(Dataset listings of figures)
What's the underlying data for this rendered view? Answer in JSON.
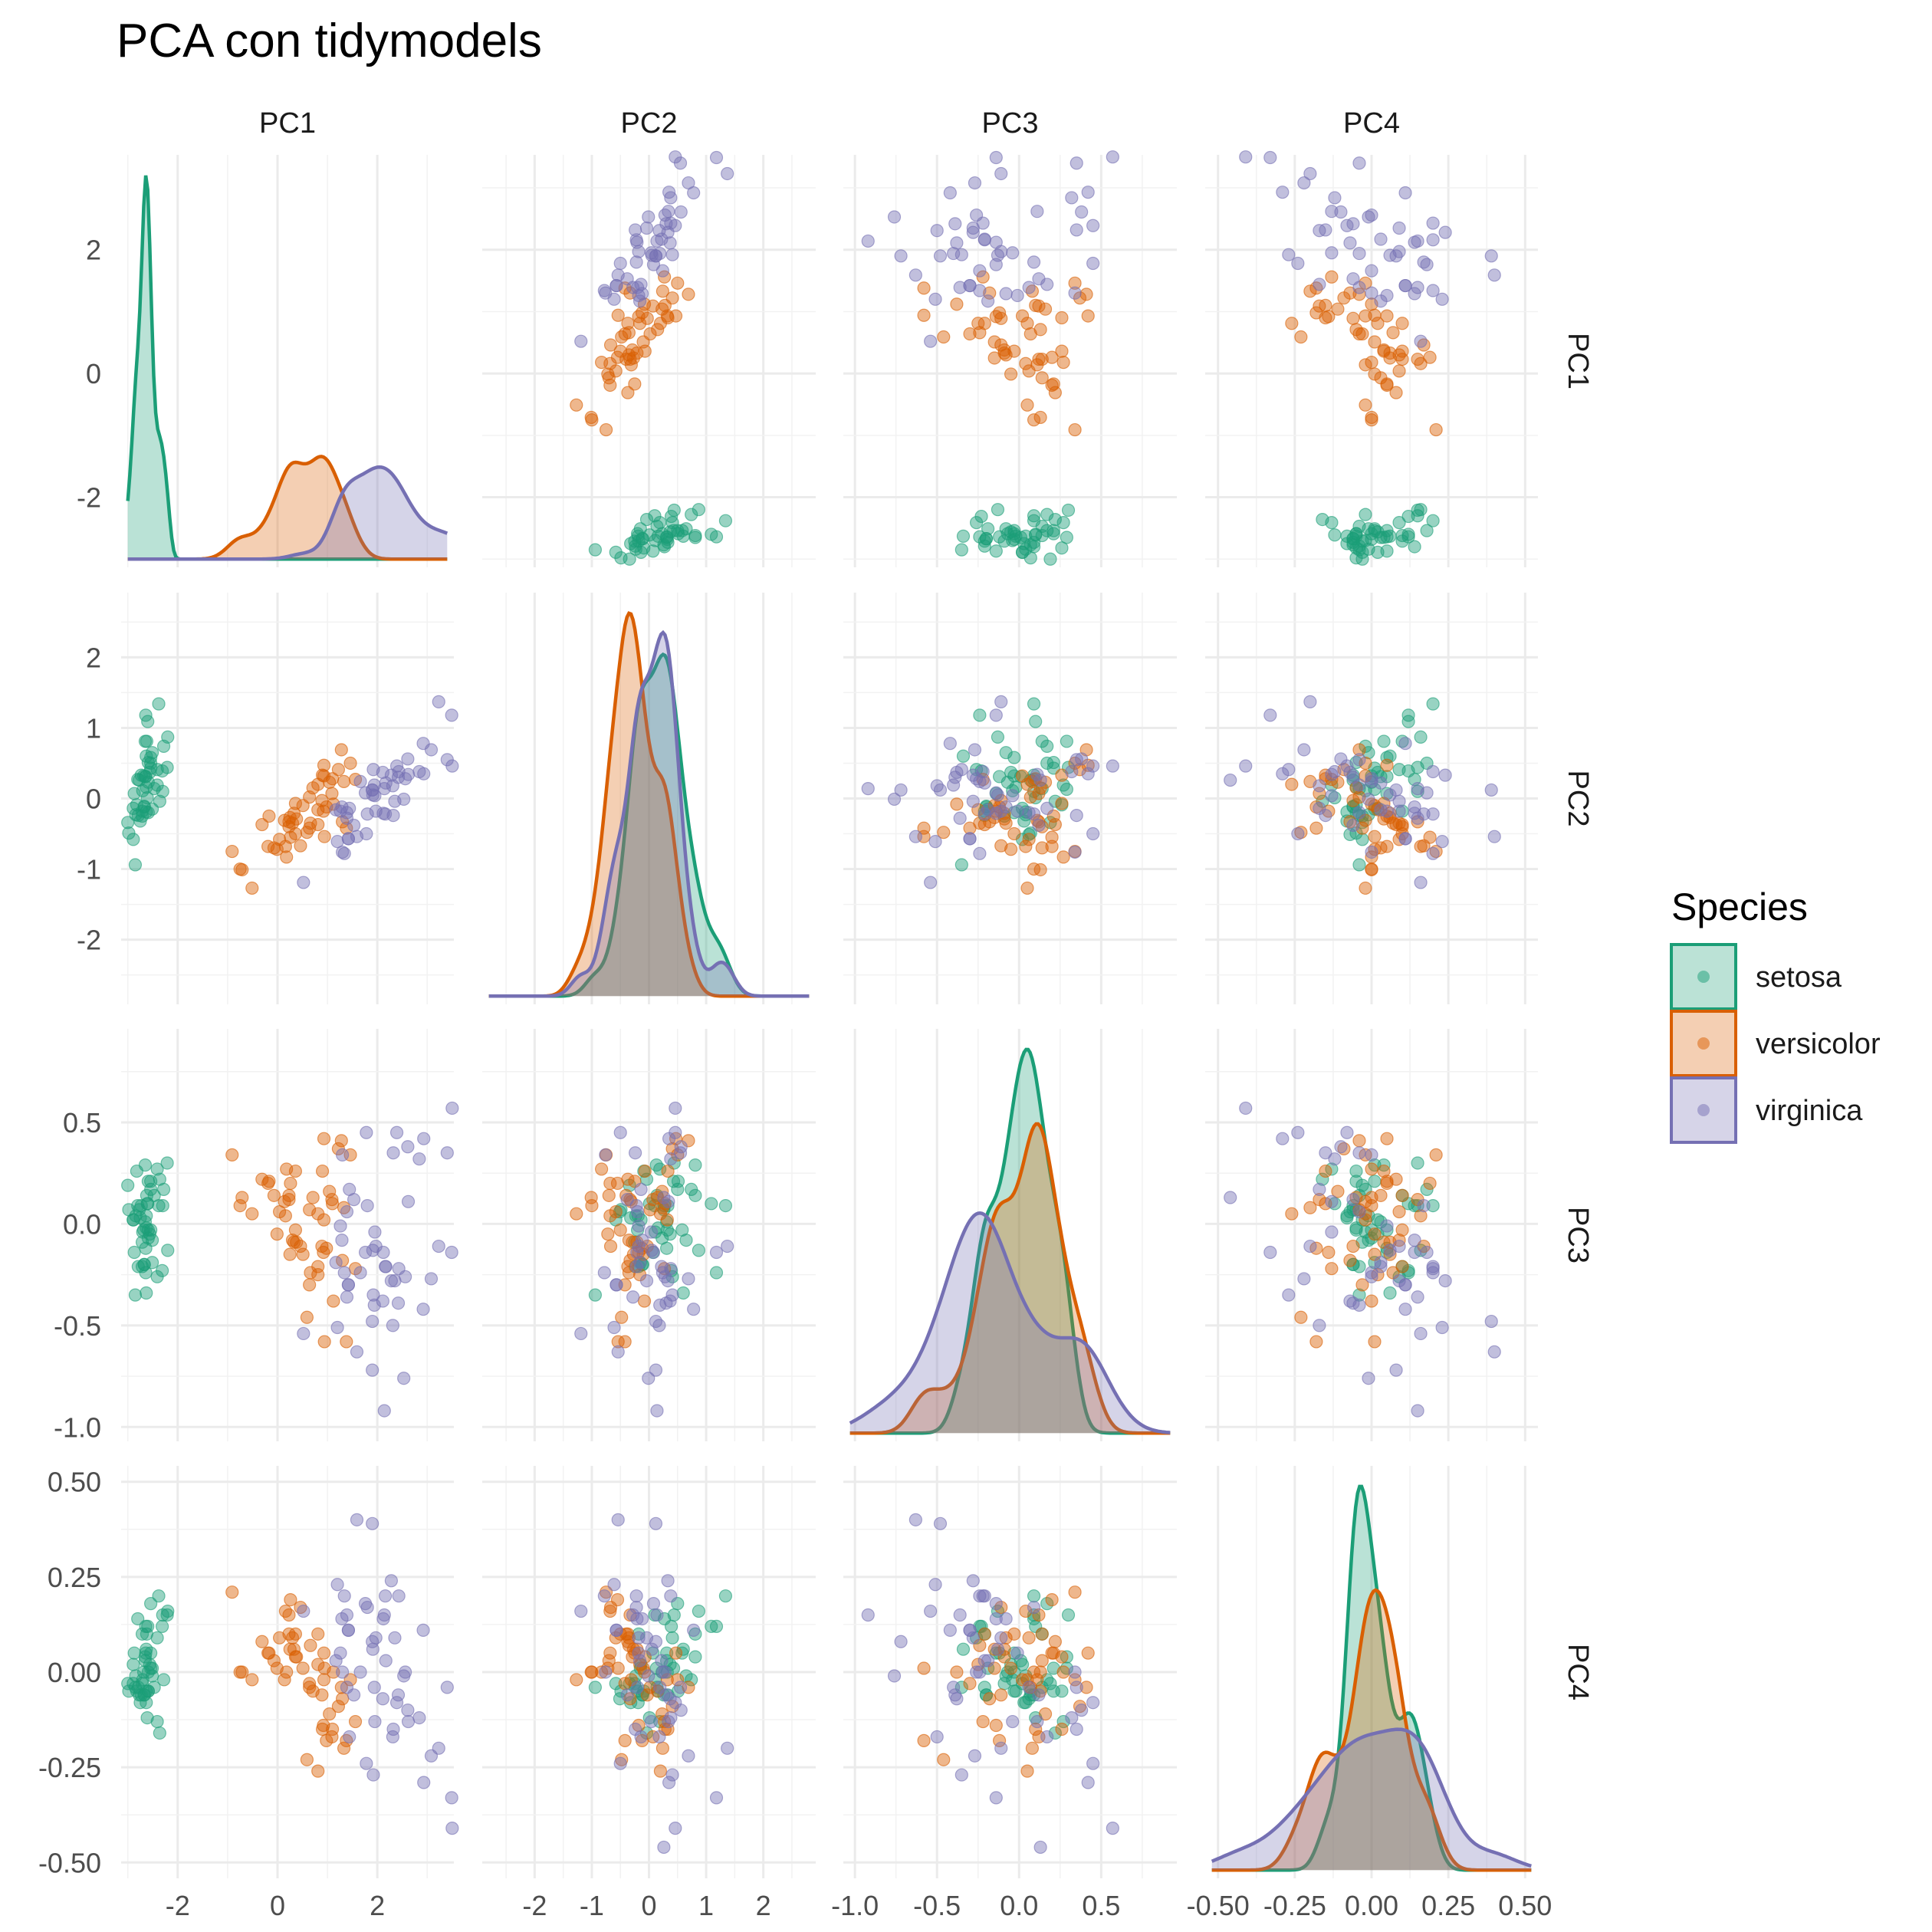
{
  "title": "PCA con tidymodels",
  "legend": {
    "title": "Species",
    "entries": [
      {
        "name": "setosa",
        "color": "#1B9E77"
      },
      {
        "name": "versicolor",
        "color": "#D95F02"
      },
      {
        "name": "virginica",
        "color": "#7570B3"
      }
    ]
  },
  "chart_data": {
    "type": "scatter",
    "subtype": "pairs-matrix",
    "variables": [
      "PC1",
      "PC2",
      "PC3",
      "PC4"
    ],
    "diagonal": "density",
    "grid": true,
    "legend_position": "right",
    "axes": {
      "PC1": {
        "range": [
          -3.0,
          3.4
        ],
        "ticks": [
          -2,
          0,
          2
        ],
        "tick_labels": [
          "-2",
          "0",
          "2"
        ]
      },
      "PC2": {
        "range": [
          -2.8,
          2.8
        ],
        "ticks": [
          -2,
          -1,
          0,
          1,
          2
        ],
        "tick_labels": [
          "-2",
          "-1",
          "0",
          "1",
          "2"
        ]
      },
      "PC3": {
        "range": [
          -1.03,
          0.92
        ],
        "ticks": [
          -1.0,
          -0.5,
          0.0,
          0.5
        ],
        "tick_labels": [
          "-1.0",
          "-0.5",
          "0.0",
          "0.5"
        ]
      },
      "PC4": {
        "range": [
          -0.52,
          0.52
        ],
        "ticks": [
          -0.5,
          -0.25,
          0.0,
          0.25,
          0.5
        ],
        "tick_labels": [
          "-0.50",
          "-0.25",
          "0.00",
          "0.25",
          "0.50"
        ]
      }
    },
    "series": [
      {
        "name": "setosa",
        "color": "#1B9E77",
        "points": [
          [
            -2.68,
            0.32,
            -0.03,
            0.0
          ],
          [
            -2.71,
            -0.18,
            -0.21,
            0.1
          ],
          [
            -2.89,
            -0.14,
            0.02,
            0.02
          ],
          [
            -2.75,
            -0.32,
            0.03,
            -0.08
          ],
          [
            -2.73,
            0.33,
            0.09,
            -0.06
          ],
          [
            -2.28,
            0.74,
            0.17,
            -0.02
          ],
          [
            -2.82,
            -0.09,
            0.26,
            -0.05
          ],
          [
            -2.63,
            0.16,
            -0.02,
            -0.05
          ],
          [
            -2.89,
            -0.58,
            0.02,
            -0.03
          ],
          [
            -2.67,
            -0.11,
            -0.2,
            -0.06
          ],
          [
            -2.51,
            0.65,
            -0.08,
            -0.01
          ],
          [
            -2.61,
            0.01,
            0.1,
            -0.12
          ],
          [
            -2.79,
            -0.24,
            -0.21,
            -0.04
          ],
          [
            -3.23,
            -0.51,
            0.06,
            -0.07
          ],
          [
            -2.64,
            1.18,
            -0.24,
            0.12
          ],
          [
            -2.38,
            1.34,
            0.09,
            0.2
          ],
          [
            -2.62,
            0.81,
            0.14,
            0.1
          ],
          [
            -2.65,
            0.31,
            0.01,
            0.03
          ],
          [
            -2.2,
            0.87,
            -0.13,
            0.16
          ],
          [
            -2.59,
            0.51,
            0.21,
            -0.05
          ],
          [
            -2.31,
            0.39,
            -0.23,
            0.12
          ],
          [
            -2.54,
            0.43,
            0.21,
            0.01
          ],
          [
            -3.22,
            0.13,
            0.29,
            0.01
          ],
          [
            -2.3,
            0.1,
            0.09,
            0.15
          ],
          [
            -2.36,
            -0.04,
            0.22,
            -0.16
          ],
          [
            -2.51,
            -0.15,
            -0.19,
            0.01
          ],
          [
            -2.47,
            0.14,
            0.14,
            -0.04
          ],
          [
            -2.56,
            0.37,
            -0.05,
            0.02
          ],
          [
            -2.64,
            0.31,
            -0.12,
            0.05
          ],
          [
            -2.63,
            -0.19,
            0.04,
            -0.08
          ],
          [
            -2.59,
            -0.2,
            -0.03,
            -0.05
          ],
          [
            -2.41,
            0.41,
            -0.26,
            0.09
          ],
          [
            -2.65,
            0.81,
            0.29,
            0.04
          ],
          [
            -2.6,
            1.09,
            0.1,
            0.12
          ],
          [
            -2.67,
            -0.12,
            -0.2,
            -0.06
          ],
          [
            -2.87,
            0.07,
            -0.14,
            0.05
          ],
          [
            -2.63,
            0.6,
            -0.34,
            0.06
          ],
          [
            -2.8,
            0.27,
            0.09,
            0.14
          ],
          [
            -2.98,
            -0.49,
            0.07,
            -0.05
          ],
          [
            -2.59,
            0.23,
            -0.07,
            0.0
          ],
          [
            -2.77,
            0.26,
            0.07,
            -0.06
          ],
          [
            -2.85,
            -0.94,
            -0.35,
            -0.04
          ],
          [
            -3.0,
            -0.34,
            0.19,
            -0.03
          ],
          [
            -2.41,
            0.19,
            0.27,
            -0.13
          ],
          [
            -2.21,
            0.44,
            0.3,
            0.15
          ],
          [
            -2.71,
            -0.25,
            -0.09,
            -0.03
          ],
          [
            -2.54,
            0.5,
            0.17,
            0.18
          ],
          [
            -2.84,
            -0.23,
            0.04,
            -0.01
          ],
          [
            -2.54,
            0.58,
            -0.03,
            0.05
          ],
          [
            -2.7,
            0.11,
            -0.04,
            -0.02
          ]
        ]
      },
      {
        "name": "versicolor",
        "color": "#D95F02",
        "points": [
          [
            1.28,
            0.69,
            0.41,
            -0.04
          ],
          [
            0.93,
            0.32,
            0.02,
            -0.02
          ],
          [
            1.46,
            0.5,
            0.34,
            -0.02
          ],
          [
            0.18,
            -0.83,
            0.27,
            0.0
          ],
          [
            1.09,
            0.07,
            0.12,
            -0.17
          ],
          [
            0.64,
            -0.42,
            -0.3,
            -0.03
          ],
          [
            1.1,
            0.28,
            0.1,
            -0.15
          ],
          [
            -0.75,
            -1.0,
            0.09,
            0.0
          ],
          [
            1.04,
            0.23,
            0.16,
            -0.11
          ],
          [
            -0.01,
            -0.72,
            -0.05,
            0.01
          ],
          [
            -0.51,
            -1.27,
            0.05,
            -0.02
          ],
          [
            0.51,
            -0.1,
            -0.15,
            0.01
          ],
          [
            0.26,
            -0.55,
            0.2,
            0.19
          ],
          [
            0.98,
            -0.12,
            -0.12,
            -0.18
          ],
          [
            -0.17,
            -0.25,
            0.21,
            0.05
          ],
          [
            0.93,
            0.47,
            0.42,
            0.05
          ],
          [
            0.66,
            -0.35,
            -0.24,
            0.07
          ],
          [
            0.23,
            -0.33,
            0.12,
            0.15
          ],
          [
            0.94,
            -0.54,
            -0.58,
            0.01
          ],
          [
            0.04,
            -0.58,
            0.06,
            0.09
          ],
          [
            1.12,
            -0.08,
            -0.38,
            0.0
          ],
          [
            0.36,
            -0.07,
            0.26,
            0.04
          ],
          [
            1.3,
            -0.33,
            -0.18,
            -0.07
          ],
          [
            0.92,
            -0.18,
            -0.14,
            -0.14
          ],
          [
            0.71,
            0.15,
            0.13,
            -0.05
          ],
          [
            0.9,
            0.33,
            0.26,
            -0.15
          ],
          [
            1.33,
            0.24,
            0.08,
            -0.2
          ],
          [
            1.56,
            0.27,
            -0.22,
            -0.13
          ],
          [
            0.81,
            -0.16,
            -0.25,
            0.02
          ],
          [
            -0.31,
            -0.37,
            0.22,
            0.08
          ],
          [
            -0.07,
            -0.7,
            0.14,
            0.03
          ],
          [
            -0.19,
            -0.68,
            0.2,
            0.05
          ],
          [
            0.14,
            -0.31,
            0.11,
            -0.02
          ],
          [
            1.38,
            -0.42,
            -0.58,
            -0.18
          ],
          [
            0.59,
            -0.48,
            -0.46,
            -0.23
          ],
          [
            0.81,
            0.2,
            0.05,
            -0.26
          ],
          [
            1.22,
            0.41,
            0.37,
            -0.09
          ],
          [
            0.81,
            -0.37,
            -0.21,
            0.1
          ],
          [
            0.25,
            -0.27,
            -0.15,
            0.06
          ],
          [
            0.16,
            -0.68,
            0.04,
            0.16
          ],
          [
            0.46,
            -0.67,
            -0.11,
            0.17
          ],
          [
            0.89,
            -0.03,
            -0.11,
            -0.06
          ],
          [
            0.23,
            -0.4,
            0.14,
            0.1
          ],
          [
            -0.71,
            -1.01,
            0.13,
            0.0
          ],
          [
            0.36,
            -0.5,
            -0.03,
            0.1
          ],
          [
            0.33,
            -0.21,
            -0.09,
            0.06
          ],
          [
            0.38,
            -0.29,
            -0.09,
            0.04
          ],
          [
            0.64,
            0.02,
            0.07,
            -0.04
          ],
          [
            -0.91,
            -0.75,
            0.34,
            0.21
          ],
          [
            0.3,
            -0.35,
            -0.08,
            0.09
          ]
        ]
      },
      {
        "name": "virginica",
        "color": "#7570B3",
        "points": [
          [
            2.53,
            -0.01,
            -0.76,
            -0.01
          ],
          [
            1.42,
            -0.57,
            -0.3,
            0.11
          ],
          [
            2.62,
            0.34,
            0.11,
            -0.13
          ],
          [
            1.97,
            -0.18,
            -0.11,
            0.09
          ],
          [
            2.35,
            -0.04,
            -0.28,
            0.09
          ],
          [
            3.4,
            0.55,
            0.35,
            -0.04
          ],
          [
            0.52,
            -1.19,
            -0.54,
            0.16
          ],
          [
            2.93,
            0.35,
            0.42,
            -0.29
          ],
          [
            2.32,
            -0.24,
            0.35,
            -0.15
          ],
          [
            2.92,
            0.78,
            -0.42,
            0.11
          ],
          [
            1.66,
            0.24,
            -0.24,
            0.0
          ],
          [
            1.8,
            -0.22,
            0.09,
            0.17
          ],
          [
            2.17,
            0.22,
            -0.21,
            0.03
          ],
          [
            1.34,
            -0.78,
            -0.24,
            0.2
          ],
          [
            1.59,
            -0.54,
            -0.63,
            0.4
          ],
          [
            1.9,
            0.12,
            -0.48,
            0.39
          ],
          [
            1.95,
            0.04,
            -0.04,
            -0.13
          ],
          [
            3.49,
            1.18,
            -0.14,
            -0.33
          ],
          [
            3.8,
            0.26,
            0.13,
            -0.46
          ],
          [
            1.3,
            -0.76,
            0.34,
            0.0
          ],
          [
            2.43,
            0.38,
            -0.22,
            0.2
          ],
          [
            1.2,
            -0.61,
            -0.51,
            0.23
          ],
          [
            3.5,
            0.46,
            0.57,
            -0.41
          ],
          [
            1.39,
            -0.2,
            0.06,
            -0.04
          ],
          [
            2.28,
            0.33,
            -0.28,
            0.24
          ],
          [
            2.61,
            0.56,
            0.38,
            -0.1
          ],
          [
            1.26,
            -0.18,
            -0.01,
            0.05
          ],
          [
            1.29,
            -0.12,
            -0.08,
            0.14
          ],
          [
            2.12,
            -0.21,
            -0.14,
            0.14
          ],
          [
            2.39,
            0.46,
            0.45,
            -0.08
          ],
          [
            2.84,
            0.38,
            0.32,
            -0.12
          ],
          [
            3.23,
            1.37,
            -0.11,
            -0.2
          ],
          [
            2.16,
            -0.22,
            -0.21,
            0.2
          ],
          [
            1.44,
            -0.14,
            0.17,
            -0.17
          ],
          [
            1.78,
            -0.5,
            0.45,
            -0.24
          ],
          [
            3.08,
            0.69,
            -0.27,
            -0.22
          ],
          [
            2.14,
            0.14,
            -0.92,
            0.15
          ],
          [
            1.91,
            0.05,
            -0.13,
            0.06
          ],
          [
            1.17,
            -0.16,
            -0.19,
            0.03
          ],
          [
            2.11,
            0.37,
            -0.38,
            -0.07
          ],
          [
            2.31,
            0.18,
            -0.5,
            -0.17
          ],
          [
            1.92,
            0.41,
            -0.35,
            -0.27
          ],
          [
            1.42,
            -0.57,
            -0.3,
            0.11
          ],
          [
            2.56,
            0.28,
            -0.26,
            0.0
          ],
          [
            2.42,
            0.3,
            -0.39,
            -0.06
          ],
          [
            1.94,
            0.19,
            -0.4,
            -0.04
          ],
          [
            1.53,
            -0.38,
            0.12,
            -0.06
          ],
          [
            1.76,
            0.08,
            -0.14,
            0.18
          ],
          [
            1.9,
            0.12,
            -0.72,
            0.08
          ],
          [
            1.39,
            -0.28,
            -0.36,
            0.15
          ]
        ]
      }
    ]
  }
}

-- TASK BRIEF --
Report only the number of lines that hold the word "title".

-- WRITTEN ANSWER --
2